[Records about charts and figures]
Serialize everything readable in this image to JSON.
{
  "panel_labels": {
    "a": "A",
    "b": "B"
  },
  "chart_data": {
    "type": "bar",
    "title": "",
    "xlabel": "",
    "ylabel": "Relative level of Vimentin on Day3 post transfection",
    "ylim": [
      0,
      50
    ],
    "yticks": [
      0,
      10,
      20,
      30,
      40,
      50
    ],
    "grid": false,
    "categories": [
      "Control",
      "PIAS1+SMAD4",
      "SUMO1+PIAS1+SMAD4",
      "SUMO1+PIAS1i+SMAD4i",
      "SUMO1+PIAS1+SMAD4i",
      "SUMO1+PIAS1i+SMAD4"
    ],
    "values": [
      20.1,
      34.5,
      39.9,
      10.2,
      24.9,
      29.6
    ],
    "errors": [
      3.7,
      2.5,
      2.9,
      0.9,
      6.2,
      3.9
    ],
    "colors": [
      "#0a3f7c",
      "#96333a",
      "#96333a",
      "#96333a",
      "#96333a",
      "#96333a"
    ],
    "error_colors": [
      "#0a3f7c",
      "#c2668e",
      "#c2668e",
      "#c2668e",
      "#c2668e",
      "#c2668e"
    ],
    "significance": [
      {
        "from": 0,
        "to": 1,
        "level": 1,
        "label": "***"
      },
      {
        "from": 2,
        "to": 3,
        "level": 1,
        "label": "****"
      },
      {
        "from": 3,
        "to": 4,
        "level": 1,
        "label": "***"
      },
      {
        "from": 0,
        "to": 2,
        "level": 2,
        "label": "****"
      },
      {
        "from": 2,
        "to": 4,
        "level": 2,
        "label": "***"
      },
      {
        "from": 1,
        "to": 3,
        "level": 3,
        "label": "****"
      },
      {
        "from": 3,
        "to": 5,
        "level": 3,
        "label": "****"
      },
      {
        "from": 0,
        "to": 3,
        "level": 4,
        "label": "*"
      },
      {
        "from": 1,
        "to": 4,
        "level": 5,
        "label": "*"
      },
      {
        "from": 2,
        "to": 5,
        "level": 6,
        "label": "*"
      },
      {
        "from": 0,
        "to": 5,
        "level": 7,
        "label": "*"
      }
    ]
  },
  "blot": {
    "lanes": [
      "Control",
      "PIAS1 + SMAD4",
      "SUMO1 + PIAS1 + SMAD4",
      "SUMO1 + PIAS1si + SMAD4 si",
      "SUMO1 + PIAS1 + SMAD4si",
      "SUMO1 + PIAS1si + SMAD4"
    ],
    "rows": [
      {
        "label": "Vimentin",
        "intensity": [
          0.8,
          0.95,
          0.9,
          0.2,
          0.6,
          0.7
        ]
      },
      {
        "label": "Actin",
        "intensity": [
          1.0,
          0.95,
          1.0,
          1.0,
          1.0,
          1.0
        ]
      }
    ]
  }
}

• **Stated goal**:
Your task is to repeat the data exactly, with nothing left out.

• **Exercise solution**:
Serialize everything readable in this image to JSON.
{
  "panel_labels": {
    "a": "A",
    "b": "B"
  },
  "chart_data": {
    "type": "bar",
    "title": "",
    "xlabel": "",
    "ylabel": "Relative level of Vimentin on Day3 post transfection",
    "ylim": [
      0,
      50
    ],
    "yticks": [
      0,
      10,
      20,
      30,
      40,
      50
    ],
    "grid": false,
    "categories": [
      "Control",
      "PIAS1+SMAD4",
      "SUMO1+PIAS1+SMAD4",
      "SUMO1+PIAS1i+SMAD4i",
      "SUMO1+PIAS1+SMAD4i",
      "SUMO1+PIAS1i+SMAD4"
    ],
    "values": [
      20.1,
      34.5,
      39.9,
      10.2,
      24.9,
      29.6
    ],
    "errors": [
      3.7,
      2.5,
      2.9,
      0.9,
      6.2,
      3.9
    ],
    "colors": [
      "#0a3f7c",
      "#96333a",
      "#96333a",
      "#96333a",
      "#96333a",
      "#96333a"
    ],
    "error_colors": [
      "#0a3f7c",
      "#c2668e",
      "#c2668e",
      "#c2668e",
      "#c2668e",
      "#c2668e"
    ],
    "significance": [
      {
        "from": 0,
        "to": 1,
        "level": 1,
        "label": "***"
      },
      {
        "from": 2,
        "to": 3,
        "level": 1,
        "label": "****"
      },
      {
        "from": 3,
        "to": 4,
        "level": 1,
        "label": "***"
      },
      {
        "from": 0,
        "to": 2,
        "level": 2,
        "label": "****"
      },
      {
        "from": 2,
        "to": 4,
        "level": 2,
        "label": "***"
      },
      {
        "from": 1,
        "to": 3,
        "level": 3,
        "label": "****"
      },
      {
        "from": 3,
        "to": 5,
        "level": 3,
        "label": "****"
      },
      {
        "from": 0,
        "to": 3,
        "level": 4,
        "label": "*"
      },
      {
        "from": 1,
        "to": 4,
        "level": 5,
        "label": "*"
      },
      {
        "from": 2,
        "to": 5,
        "level": 6,
        "label": "*"
      },
      {
        "from": 0,
        "to": 5,
        "level": 7,
        "label": "*"
      }
    ]
  },
  "blot": {
    "lanes": [
      "Control",
      "PIAS1 + SMAD4",
      "SUMO1 + PIAS1 + SMAD4",
      "SUMO1 + PIAS1si + SMAD4 si",
      "SUMO1 + PIAS1 + SMAD4si",
      "SUMO1 + PIAS1si + SMAD4"
    ],
    "rows": [
      {
        "label": "Vimentin",
        "intensity": [
          0.8,
          0.95,
          0.9,
          0.2,
          0.6,
          0.7
        ]
      },
      {
        "label": "Actin",
        "intensity": [
          1.0,
          0.95,
          1.0,
          1.0,
          1.0,
          1.0
        ]
      }
    ]
  }
}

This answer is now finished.